- Written exercise -
Turn the material from its first line through the line containing "month-label: September 2026", both included, into a JSON list of strings with one string per line and no blank lines.

- Extracted material -
»»

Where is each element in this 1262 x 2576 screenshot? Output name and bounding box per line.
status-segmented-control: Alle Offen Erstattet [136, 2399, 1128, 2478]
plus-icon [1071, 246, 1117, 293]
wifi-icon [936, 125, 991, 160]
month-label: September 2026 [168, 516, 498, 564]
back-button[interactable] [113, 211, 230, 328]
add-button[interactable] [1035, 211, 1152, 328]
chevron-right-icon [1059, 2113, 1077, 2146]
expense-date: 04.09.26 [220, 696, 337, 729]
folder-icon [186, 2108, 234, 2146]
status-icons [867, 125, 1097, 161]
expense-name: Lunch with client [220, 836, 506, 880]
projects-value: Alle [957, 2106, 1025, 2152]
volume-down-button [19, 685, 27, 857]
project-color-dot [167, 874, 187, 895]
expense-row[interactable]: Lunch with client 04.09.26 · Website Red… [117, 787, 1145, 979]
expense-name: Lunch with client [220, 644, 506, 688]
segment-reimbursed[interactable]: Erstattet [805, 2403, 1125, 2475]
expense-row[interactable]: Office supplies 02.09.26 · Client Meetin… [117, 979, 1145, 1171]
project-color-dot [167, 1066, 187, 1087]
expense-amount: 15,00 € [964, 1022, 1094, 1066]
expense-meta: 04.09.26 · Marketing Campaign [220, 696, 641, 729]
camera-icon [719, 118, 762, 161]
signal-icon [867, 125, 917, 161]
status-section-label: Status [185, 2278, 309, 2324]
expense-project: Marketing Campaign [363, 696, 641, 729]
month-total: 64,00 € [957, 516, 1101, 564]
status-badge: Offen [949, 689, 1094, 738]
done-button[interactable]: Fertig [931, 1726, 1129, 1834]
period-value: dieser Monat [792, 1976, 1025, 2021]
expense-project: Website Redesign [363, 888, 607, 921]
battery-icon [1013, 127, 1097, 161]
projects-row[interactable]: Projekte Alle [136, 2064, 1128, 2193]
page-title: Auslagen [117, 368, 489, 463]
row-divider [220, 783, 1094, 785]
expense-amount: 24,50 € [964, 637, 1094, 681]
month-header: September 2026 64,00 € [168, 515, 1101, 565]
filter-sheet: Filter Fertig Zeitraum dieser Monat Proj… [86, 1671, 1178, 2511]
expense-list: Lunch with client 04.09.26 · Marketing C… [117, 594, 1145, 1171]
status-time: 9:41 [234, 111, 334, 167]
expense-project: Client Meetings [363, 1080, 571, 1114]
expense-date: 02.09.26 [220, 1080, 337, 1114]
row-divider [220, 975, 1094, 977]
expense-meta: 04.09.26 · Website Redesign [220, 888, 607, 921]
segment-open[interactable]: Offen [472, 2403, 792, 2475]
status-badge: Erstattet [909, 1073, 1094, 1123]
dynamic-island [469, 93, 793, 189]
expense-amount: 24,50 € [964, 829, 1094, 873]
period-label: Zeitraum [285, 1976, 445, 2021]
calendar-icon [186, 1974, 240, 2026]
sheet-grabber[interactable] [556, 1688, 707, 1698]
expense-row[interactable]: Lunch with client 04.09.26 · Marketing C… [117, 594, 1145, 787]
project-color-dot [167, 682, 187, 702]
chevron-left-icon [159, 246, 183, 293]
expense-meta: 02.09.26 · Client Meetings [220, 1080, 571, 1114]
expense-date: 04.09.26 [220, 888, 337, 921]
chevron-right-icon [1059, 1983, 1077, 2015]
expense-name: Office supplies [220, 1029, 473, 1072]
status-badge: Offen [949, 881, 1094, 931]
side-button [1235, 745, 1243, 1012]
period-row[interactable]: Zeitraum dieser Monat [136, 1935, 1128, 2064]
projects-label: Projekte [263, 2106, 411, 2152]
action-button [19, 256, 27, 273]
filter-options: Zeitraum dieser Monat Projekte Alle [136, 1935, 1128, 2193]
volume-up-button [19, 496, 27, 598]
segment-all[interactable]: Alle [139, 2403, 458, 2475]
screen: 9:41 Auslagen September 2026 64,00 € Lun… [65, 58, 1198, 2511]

««

- Answer for this exercise -
[
  "Where is each element in this 1262 x 2576 screenshot? Output name and bounding box per line.",
  "status-segmented-control: Alle Offen Erstattet [136, 2399, 1128, 2478]",
  "plus-icon [1071, 246, 1117, 293]",
  "wifi-icon [936, 125, 991, 160]",
  "month-label: September 2026 [168, 516, 498, 564]"
]